■ Requirement: Find how many lines hold the word "Nachkommastellen". Give only the number.

■ Exercise input:
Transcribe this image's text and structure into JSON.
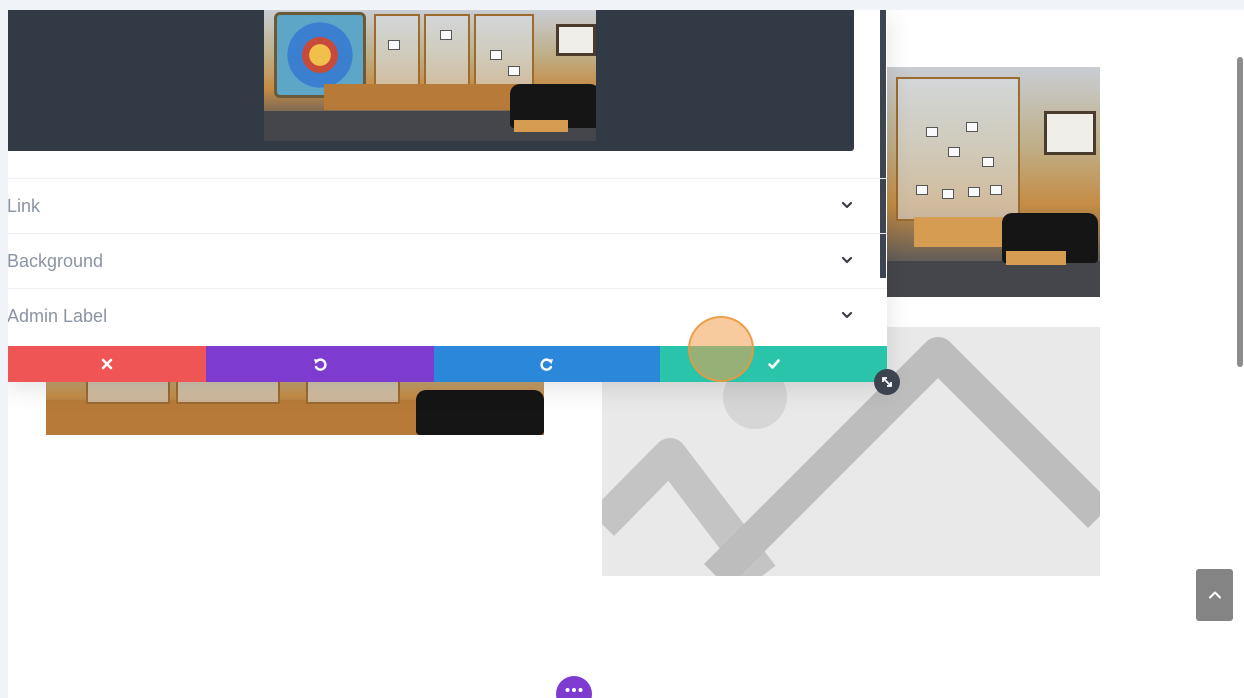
{
  "accordion": {
    "items": [
      {
        "label": "Link",
        "icon": "chevron-down-icon"
      },
      {
        "label": "Background",
        "icon": "chevron-down-icon"
      },
      {
        "label": "Admin Label",
        "icon": "chevron-down-icon"
      }
    ]
  },
  "action_bar": {
    "discard": {
      "icon": "close-icon",
      "color": "#ef5555"
    },
    "undo": {
      "icon": "undo-icon",
      "color": "#7e3bd0"
    },
    "redo": {
      "icon": "redo-icon",
      "color": "#2b87da"
    },
    "save": {
      "icon": "check-icon",
      "color": "#29c4a9"
    }
  },
  "colors": {
    "preview_background": "#323a45",
    "placeholder_background": "#e9e9e9",
    "accent_purple": "#7e3bd0",
    "label_gray": "#8b94a3"
  },
  "controls": {
    "resize_handle_icon": "resize-icon",
    "back_to_top_icon": "chevron-up-icon",
    "more_button_icon": "more-dots-icon"
  }
}
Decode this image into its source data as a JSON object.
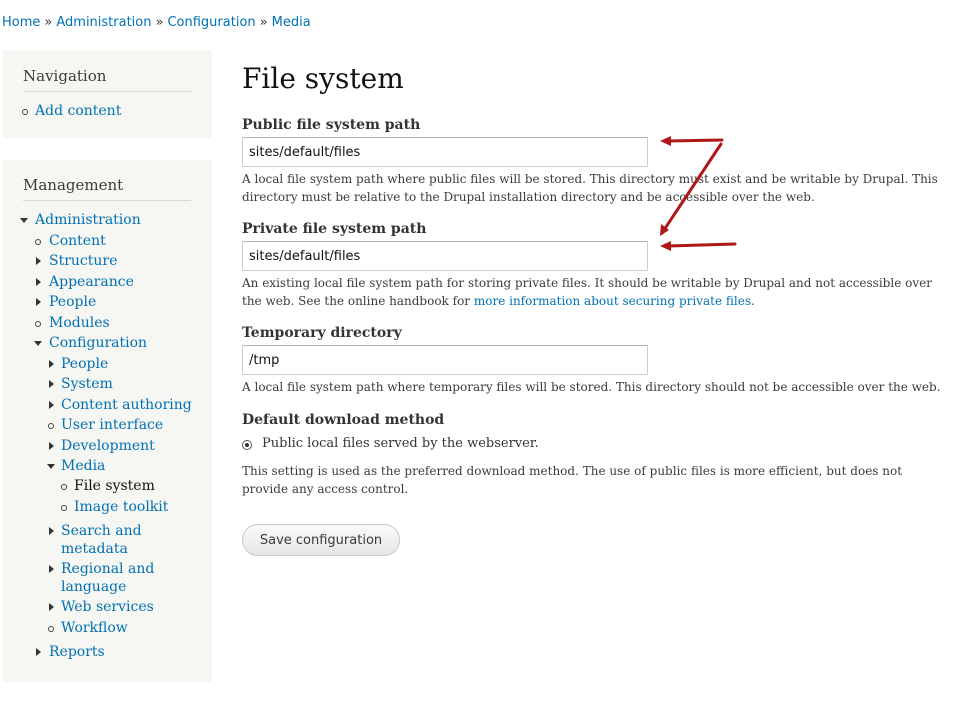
{
  "breadcrumb": {
    "items": [
      "Home",
      "Administration",
      "Configuration",
      "Media"
    ],
    "separator": "»"
  },
  "navigation": {
    "title": "Navigation",
    "items": [
      {
        "label": "Add content"
      }
    ]
  },
  "management": {
    "title": "Management",
    "items": [
      {
        "label": "Administration"
      },
      {
        "label": "Content"
      },
      {
        "label": "Structure"
      },
      {
        "label": "Appearance"
      },
      {
        "label": "People"
      },
      {
        "label": "Modules"
      },
      {
        "label": "Configuration"
      },
      {
        "label": "People"
      },
      {
        "label": "System"
      },
      {
        "label": "Content authoring"
      },
      {
        "label": "User interface"
      },
      {
        "label": "Development"
      },
      {
        "label": "Media"
      },
      {
        "label": "File system"
      },
      {
        "label": "Image toolkit"
      },
      {
        "label": "Search and"
      },
      {
        "label": "metadata"
      },
      {
        "label": "Regional and"
      },
      {
        "label": "language"
      },
      {
        "label": "Web services"
      },
      {
        "label": "Workflow"
      },
      {
        "label": "Reports"
      }
    ]
  },
  "page": {
    "title": "File system",
    "public_path": {
      "label": "Public file system path",
      "value": "sites/default/files",
      "description": "A local file system path where public files will be stored. This directory must exist and be writable by Drupal. This directory must be relative to the Drupal installation directory and be accessible over the web."
    },
    "private_path": {
      "label": "Private file system path",
      "value": "sites/default/files",
      "description_prefix": "An existing local file system path for storing private files. It should be writable by Drupal and not accessible over the web. See the online handbook for ",
      "description_link": "more information about securing private files",
      "description_suffix": "."
    },
    "temp_dir": {
      "label": "Temporary directory",
      "value": "/tmp",
      "description": "A local file system path where temporary files will be stored. This directory should not be accessible over the web."
    },
    "download_method": {
      "label": "Default download method",
      "option": "Public local files served by the webserver.",
      "description": "This setting is used as the preferred download method. The use of public files is more efficient, but does not provide any access control."
    },
    "save_label": "Save configuration"
  },
  "colors": {
    "link": "#0071b3",
    "sidebar_bg": "#f6f6f2",
    "annotation_arrow": "#b01818"
  }
}
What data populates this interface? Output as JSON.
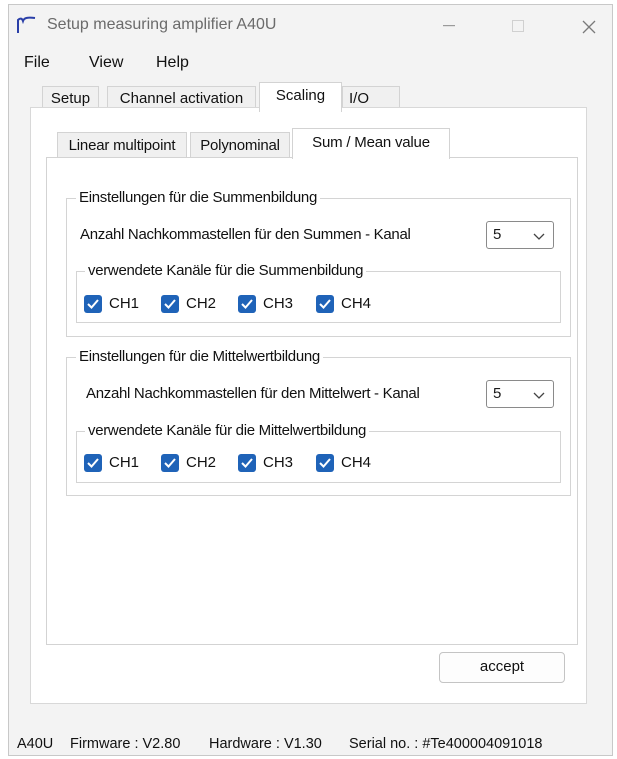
{
  "window": {
    "title": "Setup measuring amplifier A40U"
  },
  "menu": [
    "File",
    "View",
    "Help"
  ],
  "tabs": [
    {
      "label": "Setup"
    },
    {
      "label": "Channel activation"
    },
    {
      "label": "Scaling",
      "active": true
    },
    {
      "label": "I/O"
    }
  ],
  "subtabs": [
    {
      "label": "Linear multipoint"
    },
    {
      "label": "Polynominal"
    },
    {
      "label": "Sum / Mean value",
      "active": true
    }
  ],
  "sum_group": {
    "legend": "Einstellungen für die Summenbildung",
    "decimals_label": "Anzahl Nachkommastellen für den Summen - Kanal",
    "decimals_value": "5",
    "channels_legend": "verwendete Kanäle für die Summenbildung",
    "channels": [
      {
        "label": "CH1",
        "checked": true
      },
      {
        "label": "CH2",
        "checked": true
      },
      {
        "label": "CH3",
        "checked": true
      },
      {
        "label": "CH4",
        "checked": true
      }
    ]
  },
  "mean_group": {
    "legend": "Einstellungen für die Mittelwertbildung",
    "decimals_label": "Anzahl Nachkommastellen für den Mittelwert - Kanal",
    "decimals_value": "5",
    "channels_legend": "verwendete Kanäle für die Mittelwertbildung",
    "channels": [
      {
        "label": "CH1",
        "checked": true
      },
      {
        "label": "CH2",
        "checked": true
      },
      {
        "label": "CH3",
        "checked": true
      },
      {
        "label": "CH4",
        "checked": true
      }
    ]
  },
  "buttons": {
    "accept": "accept"
  },
  "status": {
    "device": "A40U",
    "firmware": "Firmware : V2.80",
    "hardware": "Hardware : V1.30",
    "serial": "Serial no. : #Te400004091018"
  },
  "colors": {
    "checkbox": "#1f63b8",
    "window_bg": "#f3f3f3"
  },
  "icons": {
    "app": "waveform-icon",
    "minimize": "minimize-icon",
    "maximize": "maximize-icon",
    "close": "close-icon"
  }
}
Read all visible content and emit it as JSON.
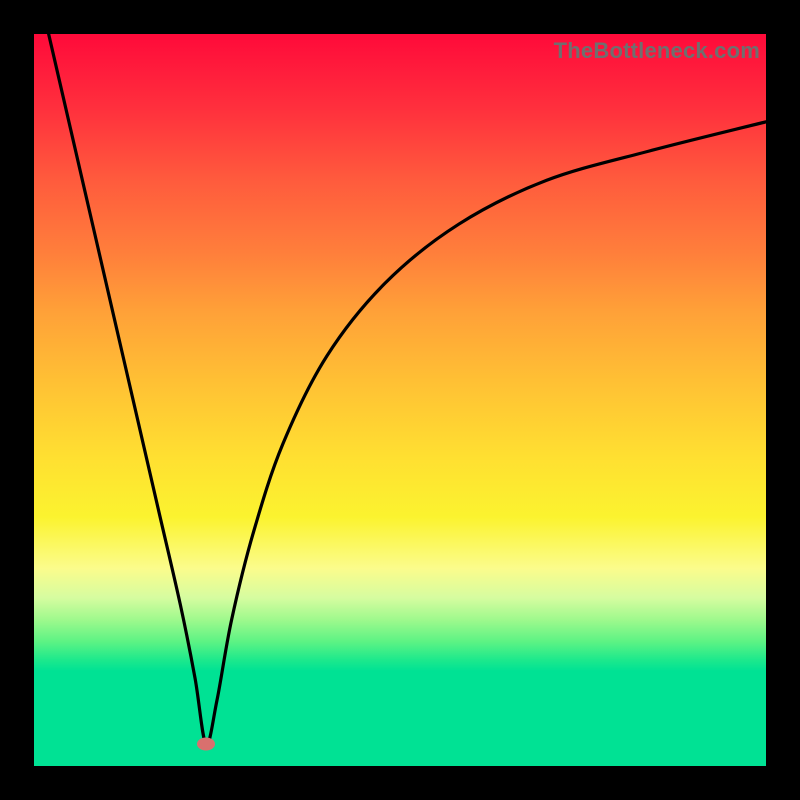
{
  "watermark": "TheBottleneck.com",
  "chart_data": {
    "type": "line",
    "title": "",
    "xlabel": "",
    "ylabel": "",
    "xlim": [
      0,
      100
    ],
    "ylim": [
      0,
      100
    ],
    "grid": false,
    "legend": false,
    "background_gradient": {
      "direction": "vertical",
      "stops": [
        {
          "pos": 0,
          "color": "#ff0a3a"
        },
        {
          "pos": 30,
          "color": "#ff7f3b"
        },
        {
          "pos": 58,
          "color": "#ffe031"
        },
        {
          "pos": 73,
          "color": "#fbfc8c"
        },
        {
          "pos": 87,
          "color": "#00e294"
        },
        {
          "pos": 100,
          "color": "#00e294"
        }
      ]
    },
    "series": [
      {
        "name": "bottleneck-curve",
        "description": "V-shaped curve: steep left arm descending to a minimum near x≈24, right arm rising with decreasing slope toward an asymptote",
        "x": [
          2,
          5,
          8,
          11,
          14,
          17,
          20,
          22,
          23.5,
          25,
          27,
          30,
          34,
          40,
          48,
          58,
          70,
          84,
          100
        ],
        "y": [
          100,
          87,
          74,
          61,
          48,
          35,
          22,
          12,
          3,
          9,
          20,
          32,
          44,
          56,
          66,
          74,
          80,
          84,
          88
        ]
      }
    ],
    "marker": {
      "name": "optimal-point",
      "x": 23.5,
      "y": 3,
      "color": "#d9706e"
    }
  }
}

■ Response to the task: 2